Supplied records:
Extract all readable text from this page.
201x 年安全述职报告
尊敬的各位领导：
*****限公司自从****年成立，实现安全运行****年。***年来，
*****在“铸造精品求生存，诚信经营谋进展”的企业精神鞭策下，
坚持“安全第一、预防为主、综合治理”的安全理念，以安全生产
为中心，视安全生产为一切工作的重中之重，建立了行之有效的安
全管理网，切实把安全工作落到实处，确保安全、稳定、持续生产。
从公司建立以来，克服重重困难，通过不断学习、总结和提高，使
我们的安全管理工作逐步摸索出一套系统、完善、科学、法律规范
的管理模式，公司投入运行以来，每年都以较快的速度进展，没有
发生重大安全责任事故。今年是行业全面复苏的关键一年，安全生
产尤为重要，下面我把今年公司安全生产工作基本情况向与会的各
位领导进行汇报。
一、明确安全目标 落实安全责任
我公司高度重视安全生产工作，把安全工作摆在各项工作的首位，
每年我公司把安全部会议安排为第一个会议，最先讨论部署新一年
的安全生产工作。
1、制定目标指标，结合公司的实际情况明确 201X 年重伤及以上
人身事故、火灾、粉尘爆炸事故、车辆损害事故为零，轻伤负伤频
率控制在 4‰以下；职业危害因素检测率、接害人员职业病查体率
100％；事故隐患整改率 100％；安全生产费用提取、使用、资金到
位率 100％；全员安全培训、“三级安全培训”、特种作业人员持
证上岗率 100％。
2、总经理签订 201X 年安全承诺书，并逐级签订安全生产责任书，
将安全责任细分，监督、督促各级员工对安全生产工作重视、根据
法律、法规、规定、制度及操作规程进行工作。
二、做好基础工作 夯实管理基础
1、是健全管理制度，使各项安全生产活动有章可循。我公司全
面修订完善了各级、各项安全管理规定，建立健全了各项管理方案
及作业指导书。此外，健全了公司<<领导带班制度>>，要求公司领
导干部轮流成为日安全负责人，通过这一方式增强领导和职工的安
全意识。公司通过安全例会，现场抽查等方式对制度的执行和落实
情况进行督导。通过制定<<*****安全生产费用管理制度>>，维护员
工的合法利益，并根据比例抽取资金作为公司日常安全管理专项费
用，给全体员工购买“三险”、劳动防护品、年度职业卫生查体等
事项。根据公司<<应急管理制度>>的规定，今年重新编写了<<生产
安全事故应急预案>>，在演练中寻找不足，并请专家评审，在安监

Goal of the exercise:
Copy all of the material word for word.

Reply:
Extract all readable text from this page.
201x 年安全述职报告
尊敬的各位领导：
*****限公司自从****年成立，实现安全运行****年。***年来，
*****在“铸造精品求生存，诚信经营谋进展”的企业精神鞭策下，
坚持“安全第一、预防为主、综合治理”的安全理念，以安全生产
为中心，视安全生产为一切工作的重中之重，建立了行之有效的安
全管理网，切实把安全工作落到实处，确保安全、稳定、持续生产。
从公司建立以来，克服重重困难，通过不断学习、总结和提高，使
我们的安全管理工作逐步摸索出一套系统、完善、科学、法律规范
的管理模式，公司投入运行以来，每年都以较快的速度进展，没有
发生重大安全责任事故。今年是行业全面复苏的关键一年，安全生
产尤为重要，下面我把今年公司安全生产工作基本情况向与会的各
位领导进行汇报。
一、明确安全目标 落实安全责任
我公司高度重视安全生产工作，把安全工作摆在各项工作的首位，
每年我公司把安全部会议安排为第一个会议，最先讨论部署新一年
的安全生产工作。
1、制定目标指标，结合公司的实际情况明确 201X 年重伤及以上
人身事故、火灾、粉尘爆炸事故、车辆损害事故为零，轻伤负伤频
率控制在 4‰以下；职业危害因素检测率、接害人员职业病查体率
100％；事故隐患整改率 100％；安全生产费用提取、使用、资金到
位率 100％；全员安全培训、“三级安全培训”、特种作业人员持
证上岗率 100％。
2、总经理签订 201X 年安全承诺书，并逐级签订安全生产责任书，
将安全责任细分，监督、督促各级员工对安全生产工作重视、根据
法律、法规、规定、制度及操作规程进行工作。
二、做好基础工作 夯实管理基础
1、是健全管理制度，使各项安全生产活动有章可循。我公司全
面修订完善了各级、各项安全管理规定，建立健全了各项管理方案
及作业指导书。此外，健全了公司<<领导带班制度>>，要求公司领
导干部轮流成为日安全负责人，通过这一方式增强领导和职工的安
全意识。公司通过安全例会，现场抽查等方式对制度的执行和落实
情况进行督导。通过制定<<*****安全生产费用管理制度>>，维护员
工的合法利益，并根据比例抽取资金作为公司日常安全管理专项费
用，给全体员工购买“三险”、劳动防护品、年度职业卫生查体等
事项。根据公司<<应急管理制度>>的规定，今年重新编写了<<生产
安全事故应急预案>>，在演练中寻找不足，并请专家评审，在安监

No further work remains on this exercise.